▸ Stated problem:
Give the material again in full, matching it exactly.

▸ Data in this exercise:
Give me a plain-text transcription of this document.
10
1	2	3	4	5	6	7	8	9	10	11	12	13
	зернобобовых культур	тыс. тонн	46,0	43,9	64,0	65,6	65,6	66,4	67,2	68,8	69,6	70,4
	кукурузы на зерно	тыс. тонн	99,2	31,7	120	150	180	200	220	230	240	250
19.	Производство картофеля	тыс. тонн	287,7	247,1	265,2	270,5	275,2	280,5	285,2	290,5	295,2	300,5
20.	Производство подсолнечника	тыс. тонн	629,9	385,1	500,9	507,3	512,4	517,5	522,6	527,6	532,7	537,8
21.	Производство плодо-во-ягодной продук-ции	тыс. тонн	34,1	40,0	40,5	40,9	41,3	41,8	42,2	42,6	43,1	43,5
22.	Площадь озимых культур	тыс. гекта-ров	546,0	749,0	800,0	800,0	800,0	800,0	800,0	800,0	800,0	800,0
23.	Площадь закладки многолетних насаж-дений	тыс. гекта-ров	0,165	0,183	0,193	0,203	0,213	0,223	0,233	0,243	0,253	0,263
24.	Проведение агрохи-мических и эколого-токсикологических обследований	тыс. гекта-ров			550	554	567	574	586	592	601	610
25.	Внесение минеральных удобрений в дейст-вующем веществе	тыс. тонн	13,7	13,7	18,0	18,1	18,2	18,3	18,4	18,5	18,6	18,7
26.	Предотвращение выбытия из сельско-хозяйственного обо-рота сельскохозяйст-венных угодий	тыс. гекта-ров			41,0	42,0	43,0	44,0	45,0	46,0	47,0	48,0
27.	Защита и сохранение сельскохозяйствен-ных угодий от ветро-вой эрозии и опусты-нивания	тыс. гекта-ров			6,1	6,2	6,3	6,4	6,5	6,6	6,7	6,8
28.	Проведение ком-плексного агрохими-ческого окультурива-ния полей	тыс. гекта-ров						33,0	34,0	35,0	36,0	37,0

▸ Answer below:
Give me a plain-text transcription of this document.
10
1	2	3	4	5	6	7	8	9	10	11	12	13
	зернобобовых культур	тыс. тонн	46,0	43,9	64,0	65,6	65,6	66,4	67,2	68,8	69,6	70,4
	кукурузы на зерно	тыс. тонн	99,2	31,7	120	150	180	200	220	230	240	250
19.	Производство картофеля	тыс. тонн	287,7	247,1	265,2	270,5	275,2	280,5	285,2	290,5	295,2	300,5
20.	Производство подсолнечника	тыс. тонн	629,9	385,1	500,9	507,3	512,4	517,5	522,6	527,6	532,7	537,8
21.	Производство плодо-во-ягодной продук-ции	тыс. тонн	34,1	40,0	40,5	40,9	41,3	41,8	42,2	42,6	43,1	43,5
22.	Площадь озимых культур	тыс. гекта-ров	546,0	749,0	800,0	800,0	800,0	800,0	800,0	800,0	800,0	800,0
23.	Площадь закладки многолетних насаж-дений	тыс. гекта-ров	0,165	0,183	0,193	0,203	0,213	0,223	0,233	0,243	0,253	0,263
24.	Проведение агрохи-мических и эколого-токсикологических обследований	тыс. гекта-ров			550	554	567	574	586	592	601	610
25.	Внесение минеральных удобрений в дейст-вующем веществе	тыс. тонн	13,7	13,7	18,0	18,1	18,2	18,3	18,4	18,5	18,6	18,7
26.	Предотвращение выбытия из сельско-хозяйственного обо-рота сельскохозяйст-венных угодий	тыс. гекта-ров			41,0	42,0	43,0	44,0	45,0	46,0	47,0	48,0
27.	Защита и сохранение сельскохозяйствен-ных угодий от ветро-вой эрозии и опусты-нивания	тыс. гекта-ров			6,1	6,2	6,3	6,4	6,5	6,6	6,7	6,8
28.	Проведение ком-плексного агрохими-ческого окультурива-ния полей	тыс. гекта-ров						33,0	34,0	35,0	36,0	37,0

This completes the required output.